**Exercise brief**: In the following material, identify every line holding the string "name" and return it.

## begin Source material

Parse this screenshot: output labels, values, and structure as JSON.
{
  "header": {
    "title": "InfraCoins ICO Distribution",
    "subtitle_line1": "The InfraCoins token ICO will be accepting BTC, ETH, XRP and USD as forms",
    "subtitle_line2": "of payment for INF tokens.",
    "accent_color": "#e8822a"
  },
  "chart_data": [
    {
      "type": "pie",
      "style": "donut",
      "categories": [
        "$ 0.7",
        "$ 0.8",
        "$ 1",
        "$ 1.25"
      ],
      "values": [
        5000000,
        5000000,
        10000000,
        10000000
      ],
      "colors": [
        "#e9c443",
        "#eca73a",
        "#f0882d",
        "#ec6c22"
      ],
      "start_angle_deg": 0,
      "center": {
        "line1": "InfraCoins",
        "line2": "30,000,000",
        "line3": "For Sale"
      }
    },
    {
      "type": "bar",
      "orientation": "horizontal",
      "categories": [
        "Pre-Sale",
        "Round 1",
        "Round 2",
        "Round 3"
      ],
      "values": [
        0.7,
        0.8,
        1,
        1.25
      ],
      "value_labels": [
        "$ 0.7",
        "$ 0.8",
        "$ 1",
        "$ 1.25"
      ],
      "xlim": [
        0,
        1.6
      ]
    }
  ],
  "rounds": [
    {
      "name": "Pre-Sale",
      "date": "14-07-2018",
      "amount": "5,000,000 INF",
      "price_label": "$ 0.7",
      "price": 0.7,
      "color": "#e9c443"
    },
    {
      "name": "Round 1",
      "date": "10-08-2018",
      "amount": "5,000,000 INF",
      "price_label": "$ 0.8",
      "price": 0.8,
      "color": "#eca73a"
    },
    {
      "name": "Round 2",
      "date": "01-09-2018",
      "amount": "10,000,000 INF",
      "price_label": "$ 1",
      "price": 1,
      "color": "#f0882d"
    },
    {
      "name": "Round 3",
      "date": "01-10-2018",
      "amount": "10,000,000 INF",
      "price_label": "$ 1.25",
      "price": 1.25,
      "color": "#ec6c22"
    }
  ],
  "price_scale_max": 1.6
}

## end Source material

**Completed exercise**:
      "name": "Pre-Sale",
      "name": "Round 1",
      "name": "Round 2",
      "name": "Round 3",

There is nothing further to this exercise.